---------- Material provided

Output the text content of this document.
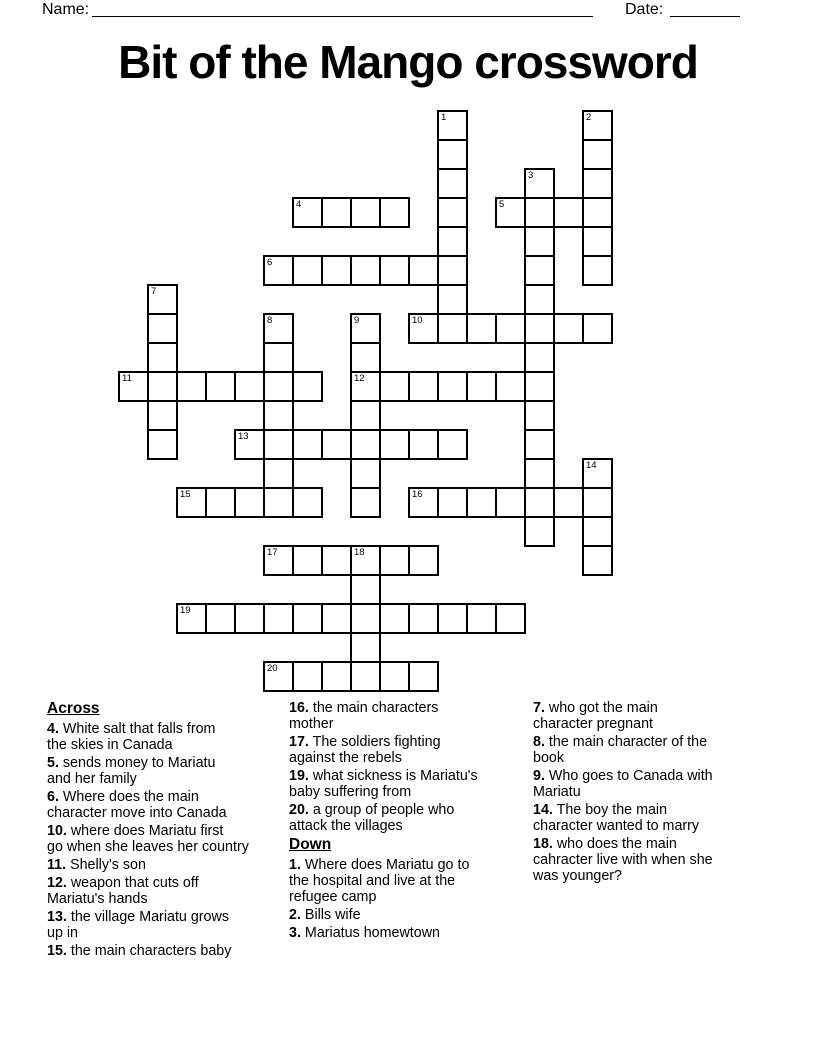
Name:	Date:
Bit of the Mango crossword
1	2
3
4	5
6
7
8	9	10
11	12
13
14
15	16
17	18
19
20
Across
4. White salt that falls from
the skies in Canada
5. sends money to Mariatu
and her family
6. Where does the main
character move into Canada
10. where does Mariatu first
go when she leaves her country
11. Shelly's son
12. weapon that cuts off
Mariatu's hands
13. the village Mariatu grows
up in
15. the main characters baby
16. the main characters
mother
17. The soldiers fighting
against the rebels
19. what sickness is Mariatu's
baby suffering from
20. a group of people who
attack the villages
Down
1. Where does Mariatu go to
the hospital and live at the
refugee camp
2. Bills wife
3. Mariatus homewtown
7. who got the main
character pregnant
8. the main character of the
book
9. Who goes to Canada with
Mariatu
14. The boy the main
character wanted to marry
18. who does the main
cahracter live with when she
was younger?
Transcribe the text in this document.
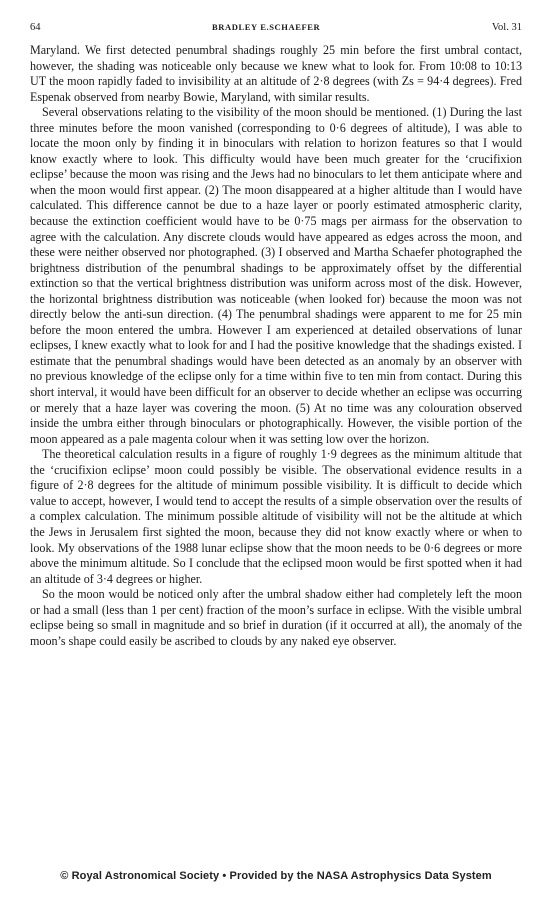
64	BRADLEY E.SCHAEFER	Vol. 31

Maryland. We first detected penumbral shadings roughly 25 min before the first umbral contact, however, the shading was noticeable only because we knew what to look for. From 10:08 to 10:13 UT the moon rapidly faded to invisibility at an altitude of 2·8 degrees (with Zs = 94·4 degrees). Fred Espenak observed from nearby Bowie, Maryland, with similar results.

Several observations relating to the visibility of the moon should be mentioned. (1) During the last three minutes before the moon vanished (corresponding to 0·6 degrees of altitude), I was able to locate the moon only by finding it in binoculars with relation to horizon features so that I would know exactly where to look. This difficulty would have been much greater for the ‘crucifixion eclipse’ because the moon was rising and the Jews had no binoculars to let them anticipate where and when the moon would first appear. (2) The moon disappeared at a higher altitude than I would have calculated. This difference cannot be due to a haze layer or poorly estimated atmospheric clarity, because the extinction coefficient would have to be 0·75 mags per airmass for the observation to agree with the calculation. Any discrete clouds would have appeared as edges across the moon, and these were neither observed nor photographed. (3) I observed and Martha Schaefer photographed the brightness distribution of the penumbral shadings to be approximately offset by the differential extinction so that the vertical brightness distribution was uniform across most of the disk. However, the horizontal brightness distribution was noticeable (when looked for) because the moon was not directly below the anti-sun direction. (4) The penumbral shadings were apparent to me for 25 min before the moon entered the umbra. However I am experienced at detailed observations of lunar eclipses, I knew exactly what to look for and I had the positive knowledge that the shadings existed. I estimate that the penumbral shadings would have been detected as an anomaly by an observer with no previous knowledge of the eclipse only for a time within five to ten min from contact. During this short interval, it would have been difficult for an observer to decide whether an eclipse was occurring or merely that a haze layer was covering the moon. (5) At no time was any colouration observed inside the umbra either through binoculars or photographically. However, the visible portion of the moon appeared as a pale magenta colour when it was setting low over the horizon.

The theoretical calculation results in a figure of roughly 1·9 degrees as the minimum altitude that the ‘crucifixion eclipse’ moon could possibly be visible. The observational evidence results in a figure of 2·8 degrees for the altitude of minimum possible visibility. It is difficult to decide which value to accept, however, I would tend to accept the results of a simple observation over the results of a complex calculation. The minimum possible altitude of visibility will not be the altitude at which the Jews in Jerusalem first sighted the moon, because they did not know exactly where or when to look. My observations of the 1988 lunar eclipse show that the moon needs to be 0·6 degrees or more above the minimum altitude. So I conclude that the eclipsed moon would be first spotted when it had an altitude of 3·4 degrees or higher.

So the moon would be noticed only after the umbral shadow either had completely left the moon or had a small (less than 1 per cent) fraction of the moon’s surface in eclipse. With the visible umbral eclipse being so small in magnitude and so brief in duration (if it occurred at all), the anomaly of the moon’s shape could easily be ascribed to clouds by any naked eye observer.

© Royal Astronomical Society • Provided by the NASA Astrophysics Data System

--------------------

- _Exercise_
Your job is to transcribe the entries above exactly; skip the pictures.

- _Solution for this exercise_
Output the text content of this document.
Name:	Date:
Bit of the Mango crossword
1	2
3
4	5
6
7
8	9	10
11	12
13
14
15	16
17	18
19
20
Across
4. White salt that falls from
the skies in Canada
5. sends money to Mariatu
and her family
6. Where does the main
character move into Canada
10. where does Mariatu first
go when she leaves her country
11. Shelly's son
12. weapon that cuts off
Mariatu's hands
13. the village Mariatu grows
up in
15. the main characters baby
16. the main characters
mother
17. The soldiers fighting
against the rebels
19. what sickness is Mariatu's
baby suffering from
20. a group of people who
attack the villages
Down
1. Where does Mariatu go to
the hospital and live at the
refugee camp
2. Bills wife
3. Mariatus homewtown
7. who got the main
character pregnant
8. the main character of the
book
9. Who goes to Canada with
Mariatu
14. The boy the main
character wanted to marry
18. who does the main
cahracter live with when she
was younger?
Transcribe the text in this document.
64	BRADLEY E.SCHAEFER	Vol. 31

Maryland. We first detected penumbral shadings roughly 25 min before the first umbral contact, however, the shading was noticeable only because we knew what to look for. From 10:08 to 10:13 UT the moon rapidly faded to invisibility at an altitude of 2·8 degrees (with Zs = 94·4 degrees). Fred Espenak observed from nearby Bowie, Maryland, with similar results.

Several observations relating to the visibility of the moon should be mentioned. (1) During the last three minutes before the moon vanished (corresponding to 0·6 degrees of altitude), I was able to locate the moon only by finding it in binoculars with relation to horizon features so that I would know exactly where to look. This difficulty would have been much greater for the ‘crucifixion eclipse’ because the moon was rising and the Jews had no binoculars to let them anticipate where and when the moon would first appear. (2) The moon disappeared at a higher altitude than I would have calculated. This difference cannot be due to a haze layer or poorly estimated atmospheric clarity, because the extinction coefficient would have to be 0·75 mags per airmass for the observation to agree with the calculation. Any discrete clouds would have appeared as edges across the moon, and these were neither observed nor photographed. (3) I observed and Martha Schaefer photographed the brightness distribution of the penumbral shadings to be approximately offset by the differential extinction so that the vertical brightness distribution was uniform across most of the disk. However, the horizontal brightness distribution was noticeable (when looked for) because the moon was not directly below the anti-sun direction. (4) The penumbral shadings were apparent to me for 25 min before the moon entered the umbra. However I am experienced at detailed observations of lunar eclipses, I knew exactly what to look for and I had the positive knowledge that the shadings existed. I estimate that the penumbral shadings would have been detected as an anomaly by an observer with no previous knowledge of the eclipse only for a time within five to ten min from contact. During this short interval, it would have been difficult for an observer to decide whether an eclipse was occurring or merely that a haze layer was covering the moon. (5) At no time was any colouration observed inside the umbra either through binoculars or photographically. However, the visible portion of the moon appeared as a pale magenta colour when it was setting low over the horizon.

The theoretical calculation results in a figure of roughly 1·9 degrees as the minimum altitude that the ‘crucifixion eclipse’ moon could possibly be visible. The observational evidence results in a figure of 2·8 degrees for the altitude of minimum possible visibility. It is difficult to decide which value to accept, however, I would tend to accept the results of a simple observation over the results of a complex calculation. The minimum possible altitude of visibility will not be the altitude at which the Jews in Jerusalem first sighted the moon, because they did not know exactly where or when to look. My observations of the 1988 lunar eclipse show that the moon needs to be 0·6 degrees or more above the minimum altitude. So I conclude that the eclipsed moon would be first spotted when it had an altitude of 3·4 degrees or higher.

So the moon would be noticed only after the umbral shadow either had completely left the moon or had a small (less than 1 per cent) fraction of the moon’s surface in eclipse. With the visible umbral eclipse being so small in magnitude and so brief in duration (if it occurred at all), the anomaly of the moon’s shape could easily be ascribed to clouds by any naked eye observer.

© Royal Astronomical Society • Provided by the NASA Astrophysics Data System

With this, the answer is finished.